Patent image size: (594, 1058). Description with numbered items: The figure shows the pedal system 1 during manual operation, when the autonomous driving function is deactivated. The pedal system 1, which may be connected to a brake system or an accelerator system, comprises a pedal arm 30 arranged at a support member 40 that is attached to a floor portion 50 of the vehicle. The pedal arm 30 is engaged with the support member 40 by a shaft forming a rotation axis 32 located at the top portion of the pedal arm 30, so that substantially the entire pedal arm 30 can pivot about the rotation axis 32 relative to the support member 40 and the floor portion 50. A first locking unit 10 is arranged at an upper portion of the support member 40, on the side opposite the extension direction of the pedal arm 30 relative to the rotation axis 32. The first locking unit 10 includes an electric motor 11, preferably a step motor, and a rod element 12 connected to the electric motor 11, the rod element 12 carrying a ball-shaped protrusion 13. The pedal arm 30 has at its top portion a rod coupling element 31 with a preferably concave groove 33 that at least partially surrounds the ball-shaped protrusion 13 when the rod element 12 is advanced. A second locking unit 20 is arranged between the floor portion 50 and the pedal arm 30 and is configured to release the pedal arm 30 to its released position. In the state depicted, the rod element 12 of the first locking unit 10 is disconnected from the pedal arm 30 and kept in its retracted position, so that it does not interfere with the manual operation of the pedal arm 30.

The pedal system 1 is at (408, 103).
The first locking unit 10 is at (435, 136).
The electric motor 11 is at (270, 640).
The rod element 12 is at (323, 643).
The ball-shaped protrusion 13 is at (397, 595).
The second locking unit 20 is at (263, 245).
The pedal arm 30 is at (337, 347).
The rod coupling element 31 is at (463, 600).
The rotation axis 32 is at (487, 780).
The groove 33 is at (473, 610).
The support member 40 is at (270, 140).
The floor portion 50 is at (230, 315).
───
**Written task**: Rewrite the material above as a Markdown table with two columns, Row and Text, giving each line a row number and leaving out blank lines.

**Result below**:
| Row | Text |
|---|---|
| 1 | Patent image size: (594, 1058). Description with numbered items: The figure shows the pedal system 1 during manual operation, when the autonomous driving function is deactivated. The pedal system 1, which may be connected to a brake system or an accelerator system, comprises a pedal arm 30 arranged at a support member 40 that is attached to a floor portion 50 of the vehicle. The pedal arm 30 is engaged with the support member 40 by a shaft forming a rotation axis 32 located at the top portion of the pedal arm 30, so that substantially the entire pedal arm 30 can pivot about the rotation axis 32 relative to the support member 40 and the floor portion 50. A first locking unit 10 is arranged at an upper portion of the support member 40, on the side opposite the extension direction of the pedal arm 30 relative to the rotation axis 32. The first locking unit 10 includes an electric motor 11, preferably a step motor, and a rod element 12 connected to the electric motor 11, the rod element 12 carrying a ball-shaped protrusion 13. The pedal arm 30 has at its top portion a rod coupling element 31 with a preferably concave groove 33 that at least partially surrounds the ball-shaped protrusion 13 when the rod element 12 is advanced. A second locking unit 20 is arranged between the floor portion 50 and the pedal arm 30 and is configured to release the pedal arm 30 to its released position. In the state depicted, the rod element 12 of the first locking unit 10 is disconnected from the pedal arm 30 and kept in its retracted position, so that it does not interfere with the manual operation of the pedal arm 30. |
| 2 | The pedal system 1 is at (408, 103). |
| 3 | The first locking unit 10 is at (435, 136). |
| 4 | The electric motor 11 is at (270, 640). |
| 5 | The rod element 12 is at (323, 643). |
| 6 | The ball-shaped protrusion 13 is at (397, 595). |
| 7 | The second locking unit 20 is at (263, 245). |
| 8 | The pedal arm 30 is at (337, 347). |
| 9 | The rod coupling element 31 is at (463, 600). |
| 10 | The rotation axis 32 is at (487, 780). |
| 11 | The groove 33 is at (473, 610). |
| 12 | The support member 40 is at (270, 140). |
| 13 | The floor portion 50 is at (230, 315). |